* _GOAL_:
Report every line in the listing below where the string "JSON" shows up.

▽

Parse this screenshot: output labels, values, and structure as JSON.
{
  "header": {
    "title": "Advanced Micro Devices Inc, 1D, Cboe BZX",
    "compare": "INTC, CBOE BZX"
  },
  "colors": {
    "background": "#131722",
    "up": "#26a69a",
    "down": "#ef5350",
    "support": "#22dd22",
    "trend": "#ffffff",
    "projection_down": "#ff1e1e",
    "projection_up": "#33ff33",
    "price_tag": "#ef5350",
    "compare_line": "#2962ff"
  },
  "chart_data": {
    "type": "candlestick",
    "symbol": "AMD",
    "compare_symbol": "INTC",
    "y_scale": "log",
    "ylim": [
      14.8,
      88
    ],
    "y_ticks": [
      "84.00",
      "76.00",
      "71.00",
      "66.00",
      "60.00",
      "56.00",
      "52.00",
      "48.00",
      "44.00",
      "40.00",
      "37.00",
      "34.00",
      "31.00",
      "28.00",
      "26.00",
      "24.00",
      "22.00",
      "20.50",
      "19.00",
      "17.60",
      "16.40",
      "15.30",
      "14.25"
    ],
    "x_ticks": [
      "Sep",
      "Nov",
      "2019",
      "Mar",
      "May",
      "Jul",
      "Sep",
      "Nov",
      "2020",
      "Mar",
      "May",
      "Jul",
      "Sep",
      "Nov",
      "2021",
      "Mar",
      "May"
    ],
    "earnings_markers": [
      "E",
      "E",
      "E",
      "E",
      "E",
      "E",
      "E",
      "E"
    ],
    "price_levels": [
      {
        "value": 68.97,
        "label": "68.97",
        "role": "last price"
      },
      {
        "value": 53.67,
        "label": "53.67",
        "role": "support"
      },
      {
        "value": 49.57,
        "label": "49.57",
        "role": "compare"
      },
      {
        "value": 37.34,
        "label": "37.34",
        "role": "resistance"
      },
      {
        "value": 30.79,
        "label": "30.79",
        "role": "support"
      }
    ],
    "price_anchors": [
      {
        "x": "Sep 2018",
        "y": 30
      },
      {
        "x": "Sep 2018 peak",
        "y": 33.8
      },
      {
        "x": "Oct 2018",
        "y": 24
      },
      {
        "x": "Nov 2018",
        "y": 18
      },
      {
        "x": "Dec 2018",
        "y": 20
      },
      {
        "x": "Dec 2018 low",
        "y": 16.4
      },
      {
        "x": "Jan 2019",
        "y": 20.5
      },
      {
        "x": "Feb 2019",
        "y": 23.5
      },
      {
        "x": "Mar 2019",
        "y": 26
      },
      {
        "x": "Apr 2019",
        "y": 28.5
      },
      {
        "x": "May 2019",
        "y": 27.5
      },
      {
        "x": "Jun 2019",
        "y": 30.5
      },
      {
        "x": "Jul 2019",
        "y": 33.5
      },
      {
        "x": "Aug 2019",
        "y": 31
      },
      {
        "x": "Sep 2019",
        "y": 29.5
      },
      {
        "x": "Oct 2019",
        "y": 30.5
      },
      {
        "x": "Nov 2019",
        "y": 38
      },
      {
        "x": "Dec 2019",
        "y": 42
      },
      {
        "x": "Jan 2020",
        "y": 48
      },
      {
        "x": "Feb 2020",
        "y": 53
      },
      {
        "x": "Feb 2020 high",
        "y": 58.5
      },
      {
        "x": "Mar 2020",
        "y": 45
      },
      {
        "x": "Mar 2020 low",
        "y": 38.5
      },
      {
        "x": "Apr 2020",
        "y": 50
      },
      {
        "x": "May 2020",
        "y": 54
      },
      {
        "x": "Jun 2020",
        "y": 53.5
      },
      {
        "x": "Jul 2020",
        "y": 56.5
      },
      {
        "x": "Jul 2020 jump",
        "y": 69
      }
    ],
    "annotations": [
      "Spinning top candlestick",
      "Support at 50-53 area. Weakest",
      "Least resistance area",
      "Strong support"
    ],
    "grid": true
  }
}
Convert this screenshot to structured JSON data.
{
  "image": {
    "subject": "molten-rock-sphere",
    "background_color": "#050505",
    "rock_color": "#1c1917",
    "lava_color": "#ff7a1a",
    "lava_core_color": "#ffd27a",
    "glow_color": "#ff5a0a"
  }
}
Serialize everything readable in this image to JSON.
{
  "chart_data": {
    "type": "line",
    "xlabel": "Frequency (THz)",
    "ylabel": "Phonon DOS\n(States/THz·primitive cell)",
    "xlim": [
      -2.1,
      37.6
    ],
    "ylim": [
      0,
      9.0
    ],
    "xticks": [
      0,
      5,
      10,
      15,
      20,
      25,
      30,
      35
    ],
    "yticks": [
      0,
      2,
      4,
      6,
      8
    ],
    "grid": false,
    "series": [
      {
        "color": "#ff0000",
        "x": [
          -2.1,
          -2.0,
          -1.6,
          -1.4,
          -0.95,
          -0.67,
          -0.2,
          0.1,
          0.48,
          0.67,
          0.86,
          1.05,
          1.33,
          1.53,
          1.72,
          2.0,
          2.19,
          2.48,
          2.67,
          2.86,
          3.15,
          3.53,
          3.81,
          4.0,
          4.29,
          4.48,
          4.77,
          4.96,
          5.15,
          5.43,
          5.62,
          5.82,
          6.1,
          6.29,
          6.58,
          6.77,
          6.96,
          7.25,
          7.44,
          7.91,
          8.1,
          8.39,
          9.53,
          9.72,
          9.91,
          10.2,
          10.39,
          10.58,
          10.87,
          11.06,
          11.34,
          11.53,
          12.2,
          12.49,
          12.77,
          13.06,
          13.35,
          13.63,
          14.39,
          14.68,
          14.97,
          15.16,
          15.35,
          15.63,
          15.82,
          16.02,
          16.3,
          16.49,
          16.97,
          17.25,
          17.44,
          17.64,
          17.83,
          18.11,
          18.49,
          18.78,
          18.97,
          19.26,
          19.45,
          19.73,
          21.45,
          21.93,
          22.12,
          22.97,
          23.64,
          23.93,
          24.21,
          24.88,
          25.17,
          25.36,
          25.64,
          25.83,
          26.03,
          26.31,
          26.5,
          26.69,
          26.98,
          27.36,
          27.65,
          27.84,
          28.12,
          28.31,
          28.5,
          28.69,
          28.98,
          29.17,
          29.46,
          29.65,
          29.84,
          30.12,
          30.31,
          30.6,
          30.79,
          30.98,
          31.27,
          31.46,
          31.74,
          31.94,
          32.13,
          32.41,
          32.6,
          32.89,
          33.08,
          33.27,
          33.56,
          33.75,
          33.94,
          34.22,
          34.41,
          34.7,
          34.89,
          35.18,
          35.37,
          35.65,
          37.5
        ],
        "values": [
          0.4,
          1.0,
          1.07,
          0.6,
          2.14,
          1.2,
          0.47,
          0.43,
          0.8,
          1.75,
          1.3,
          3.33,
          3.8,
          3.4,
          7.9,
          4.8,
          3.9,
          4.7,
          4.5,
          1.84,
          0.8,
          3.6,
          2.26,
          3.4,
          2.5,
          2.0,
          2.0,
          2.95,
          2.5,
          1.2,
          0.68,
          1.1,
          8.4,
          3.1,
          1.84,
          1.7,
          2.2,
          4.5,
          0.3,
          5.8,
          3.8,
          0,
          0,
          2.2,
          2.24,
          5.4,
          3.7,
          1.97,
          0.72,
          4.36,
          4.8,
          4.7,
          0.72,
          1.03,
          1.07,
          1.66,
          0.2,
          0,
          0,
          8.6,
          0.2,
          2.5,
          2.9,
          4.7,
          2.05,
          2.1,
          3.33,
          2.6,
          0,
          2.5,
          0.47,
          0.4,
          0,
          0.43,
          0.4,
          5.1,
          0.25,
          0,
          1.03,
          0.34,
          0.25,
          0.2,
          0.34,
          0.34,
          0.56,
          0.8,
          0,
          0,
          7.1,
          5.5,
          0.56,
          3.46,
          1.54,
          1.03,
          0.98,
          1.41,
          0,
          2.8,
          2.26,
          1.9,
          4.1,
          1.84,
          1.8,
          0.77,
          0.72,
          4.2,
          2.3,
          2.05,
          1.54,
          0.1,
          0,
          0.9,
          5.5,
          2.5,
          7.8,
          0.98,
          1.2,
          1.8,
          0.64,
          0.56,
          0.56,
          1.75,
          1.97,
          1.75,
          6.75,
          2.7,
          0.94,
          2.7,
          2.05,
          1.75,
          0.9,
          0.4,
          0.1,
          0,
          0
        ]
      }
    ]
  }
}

△

* _OUTPUT FOR THIS EXERCISE_:
Parse this screenshot: output labels, values, and structure as JSON.
Convert this screenshot to structured JSON data.
Serialize everything readable in this image to JSON.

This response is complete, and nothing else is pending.